▶ [What is being asked]: Repeat exactly the lines from the line containing "Extract all readable text from this page." through the last line of the records below, inclusive, and nothing else.

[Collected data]
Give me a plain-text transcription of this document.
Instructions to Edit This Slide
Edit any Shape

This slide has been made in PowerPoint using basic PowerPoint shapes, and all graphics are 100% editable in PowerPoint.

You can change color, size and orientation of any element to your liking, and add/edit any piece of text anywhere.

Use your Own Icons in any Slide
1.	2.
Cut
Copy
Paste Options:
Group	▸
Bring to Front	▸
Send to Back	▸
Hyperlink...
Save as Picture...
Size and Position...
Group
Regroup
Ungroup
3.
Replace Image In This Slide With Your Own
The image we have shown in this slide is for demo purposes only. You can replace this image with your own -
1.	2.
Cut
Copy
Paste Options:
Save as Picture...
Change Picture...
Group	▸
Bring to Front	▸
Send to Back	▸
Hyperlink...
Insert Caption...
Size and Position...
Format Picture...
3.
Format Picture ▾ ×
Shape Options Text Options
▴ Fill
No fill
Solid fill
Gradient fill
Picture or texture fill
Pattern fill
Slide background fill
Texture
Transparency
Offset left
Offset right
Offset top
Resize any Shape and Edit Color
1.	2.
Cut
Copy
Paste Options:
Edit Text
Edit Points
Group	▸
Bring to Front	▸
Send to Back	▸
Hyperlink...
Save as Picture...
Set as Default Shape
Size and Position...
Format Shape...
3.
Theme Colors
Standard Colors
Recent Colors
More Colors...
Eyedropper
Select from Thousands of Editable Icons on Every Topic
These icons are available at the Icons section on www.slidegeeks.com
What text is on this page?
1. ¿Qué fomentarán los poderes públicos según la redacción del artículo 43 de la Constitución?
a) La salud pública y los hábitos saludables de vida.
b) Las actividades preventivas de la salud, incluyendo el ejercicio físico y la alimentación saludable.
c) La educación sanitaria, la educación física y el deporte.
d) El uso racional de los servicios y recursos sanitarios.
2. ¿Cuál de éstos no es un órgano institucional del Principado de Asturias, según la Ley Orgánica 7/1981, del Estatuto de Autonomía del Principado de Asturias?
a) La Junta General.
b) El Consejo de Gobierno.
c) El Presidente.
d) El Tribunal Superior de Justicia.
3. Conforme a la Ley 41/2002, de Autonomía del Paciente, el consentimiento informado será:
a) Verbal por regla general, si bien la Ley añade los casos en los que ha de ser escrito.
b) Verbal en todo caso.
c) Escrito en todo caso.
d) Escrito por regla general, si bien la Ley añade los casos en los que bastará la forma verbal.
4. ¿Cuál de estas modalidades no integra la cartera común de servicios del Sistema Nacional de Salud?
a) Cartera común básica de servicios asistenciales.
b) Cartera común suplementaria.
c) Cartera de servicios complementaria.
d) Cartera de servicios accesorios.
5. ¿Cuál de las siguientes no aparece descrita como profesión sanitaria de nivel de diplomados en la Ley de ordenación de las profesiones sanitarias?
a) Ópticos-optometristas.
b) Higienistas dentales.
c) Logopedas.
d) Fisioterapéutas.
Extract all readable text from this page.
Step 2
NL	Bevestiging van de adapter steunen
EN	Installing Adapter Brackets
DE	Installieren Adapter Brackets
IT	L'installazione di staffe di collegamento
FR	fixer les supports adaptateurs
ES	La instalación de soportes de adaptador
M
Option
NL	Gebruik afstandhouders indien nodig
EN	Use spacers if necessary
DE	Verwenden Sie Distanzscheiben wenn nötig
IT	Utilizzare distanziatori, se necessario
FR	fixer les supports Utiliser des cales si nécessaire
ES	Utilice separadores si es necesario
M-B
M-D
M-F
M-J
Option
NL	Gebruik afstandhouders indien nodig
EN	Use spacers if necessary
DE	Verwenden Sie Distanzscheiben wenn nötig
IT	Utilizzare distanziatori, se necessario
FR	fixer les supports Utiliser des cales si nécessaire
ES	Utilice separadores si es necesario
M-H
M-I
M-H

▶ [The solution]:
Extract all readable text from this page.
Step 2
NL	Bevestiging van de adapter steunen
EN	Installing Adapter Brackets
DE	Installieren Adapter Brackets
IT	L'installazione di staffe di collegamento
FR	fixer les supports adaptateurs
ES	La instalación de soportes de adaptador
M
Option
NL	Gebruik afstandhouders indien nodig
EN	Use spacers if necessary
DE	Verwenden Sie Distanzscheiben wenn nötig
IT	Utilizzare distanziatori, se necessario
FR	fixer les supports Utiliser des cales si nécessaire
ES	Utilice separadores si es necesario
M-B
M-D
M-F
M-J
Option
NL	Gebruik afstandhouders indien nodig
EN	Use spacers if necessary
DE	Verwenden Sie Distanzscheiben wenn nötig
IT	Utilizzare distanziatori, se necessario
FR	fixer les supports Utiliser des cales si nécessaire
ES	Utilice separadores si es necesario
M-H
M-I
M-H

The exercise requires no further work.